(Dataset entries)
######

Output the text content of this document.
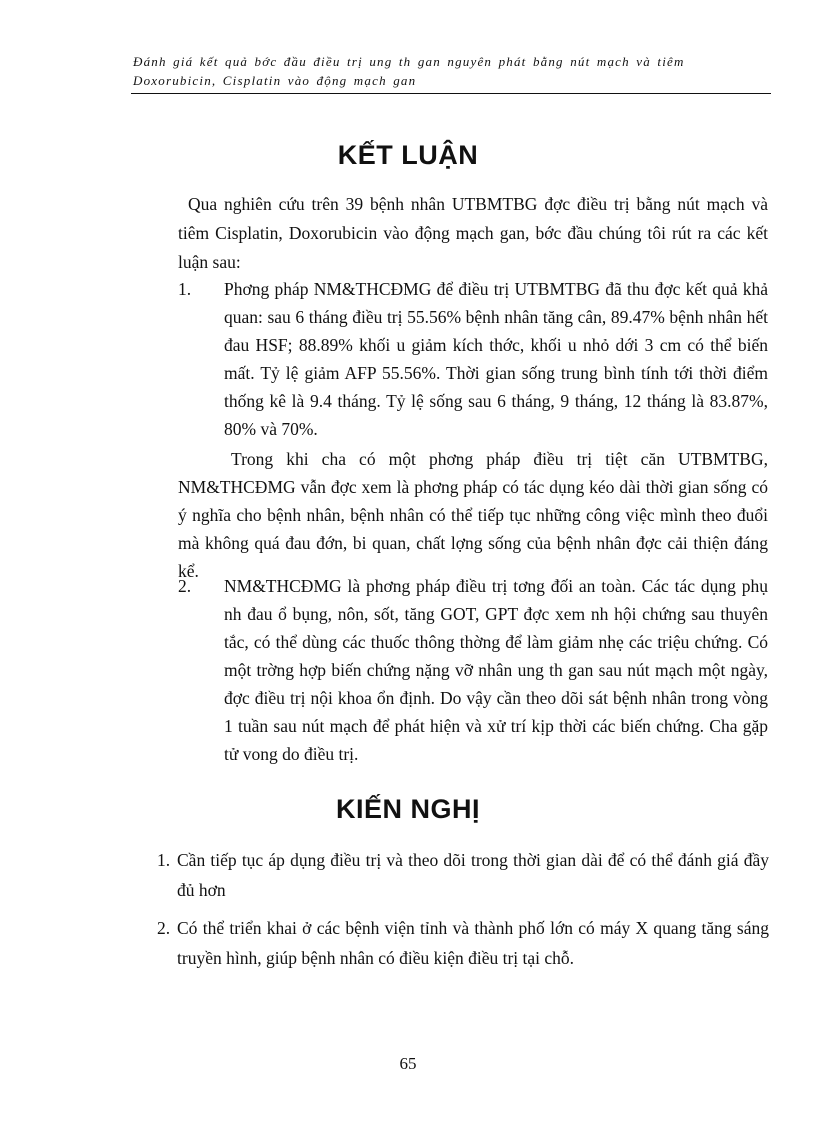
Đánh giá kết quả bớc đầu điều trị ung th gan nguyên phát bằng nút mạch và tiêm
Doxorubicin, Cisplatin vào động mạch gan
KẾT LUẬN

Qua nghiên cứu trên 39 bệnh nhân UTBMTBG đợc điều trị bằng nút mạch và tiêm Cisplatin, Doxorubicin vào động mạch gan, bớc đầu chúng tôi rút ra các kết luận sau:

1. Phơng pháp NM&THCĐMG để điều trị UTBMTBG đã thu đợc kết quả khả quan: sau 6 tháng điều trị 55.56% bệnh nhân tăng cân, 89.47% bệnh nhân hết đau HSF; 88.89% khối u giảm kích thớc, khối u nhỏ dới 3 cm có thể biến mất. Tỷ lệ giảm AFP 55.56%. Thời gian sống trung bình tính tới thời điểm thống kê là 9.4 tháng. Tỷ lệ sống sau 6 tháng, 9 tháng, 12 tháng là 83.87%, 80% và 70%.

Trong khi cha có một phơng pháp điều trị tiệt căn UTBMTBG, NM&THCĐMG vẫn đợc xem là phơng pháp có tác dụng kéo dài thời gian sống có ý nghĩa cho bệnh nhân, bệnh nhân có thể tiếp tục những công việc mình theo đuổi mà không quá đau đớn, bi quan, chất lợng sống của bệnh nhân đợc cải thiện đáng kể.

2. NM&THCĐMG là phơng pháp điều trị tơng đối an toàn. Các tác dụng phụ nh đau ổ bụng, nôn, sốt, tăng GOT, GPT đợc xem nh hội chứng sau thuyên tắc, có thể dùng các thuốc thông thờng để làm giảm nhẹ các triệu chứng. Có một trờng hợp biến chứng nặng vỡ nhân ung th gan sau nút mạch một ngày, đợc điều trị nội khoa ổn định. Do vậy cần theo dõi sát bệnh nhân trong vòng 1 tuần sau nút mạch để phát hiện và xử trí kịp thời các biến chứng. Cha gặp tử vong do điều trị.

KIẾN NGHỊ
1. Cần tiếp tục áp dụng điều trị và theo dõi trong thời gian dài để có thể đánh giá đầy đủ hơn
2. Có thể triển khai ở các bệnh viện tỉnh và thành phố lớn có máy X quang tăng sáng truyền hình, giúp bệnh nhân có điều kiện điều trị tại chỗ.
65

######

### To be done
Images do not belong in the copy; reproduce all other parts of the records above verbatim.

### Answer
Output the text content of this document.
Đánh giá kết quả bớc đầu điều trị ung th gan nguyên phát bằng nút mạch và tiêm
Doxorubicin, Cisplatin vào động mạch gan
KẾT LUẬN

Qua nghiên cứu trên 39 bệnh nhân UTBMTBG đợc điều trị bằng nút mạch và tiêm Cisplatin, Doxorubicin vào động mạch gan, bớc đầu chúng tôi rút ra các kết luận sau:

1. Phơng pháp NM&THCĐMG để điều trị UTBMTBG đã thu đợc kết quả khả quan: sau 6 tháng điều trị 55.56% bệnh nhân tăng cân, 89.47% bệnh nhân hết đau HSF; 88.89% khối u giảm kích thớc, khối u nhỏ dới 3 cm có thể biến mất. Tỷ lệ giảm AFP 55.56%. Thời gian sống trung bình tính tới thời điểm thống kê là 9.4 tháng. Tỷ lệ sống sau 6 tháng, 9 tháng, 12 tháng là 83.87%, 80% và 70%.

Trong khi cha có một phơng pháp điều trị tiệt căn UTBMTBG, NM&THCĐMG vẫn đợc xem là phơng pháp có tác dụng kéo dài thời gian sống có ý nghĩa cho bệnh nhân, bệnh nhân có thể tiếp tục những công việc mình theo đuổi mà không quá đau đớn, bi quan, chất lợng sống của bệnh nhân đợc cải thiện đáng kể.

2. NM&THCĐMG là phơng pháp điều trị tơng đối an toàn. Các tác dụng phụ nh đau ổ bụng, nôn, sốt, tăng GOT, GPT đợc xem nh hội chứng sau thuyên tắc, có thể dùng các thuốc thông thờng để làm giảm nhẹ các triệu chứng. Có một trờng hợp biến chứng nặng vỡ nhân ung th gan sau nút mạch một ngày, đợc điều trị nội khoa ổn định. Do vậy cần theo dõi sát bệnh nhân trong vòng 1 tuần sau nút mạch để phát hiện và xử trí kịp thời các biến chứng. Cha gặp tử vong do điều trị.

KIẾN NGHỊ
1. Cần tiếp tục áp dụng điều trị và theo dõi trong thời gian dài để có thể đánh giá đầy đủ hơn
2. Có thể triển khai ở các bệnh viện tỉnh và thành phố lớn có máy X quang tăng sáng truyền hình, giúp bệnh nhân có điều kiện điều trị tại chỗ.
65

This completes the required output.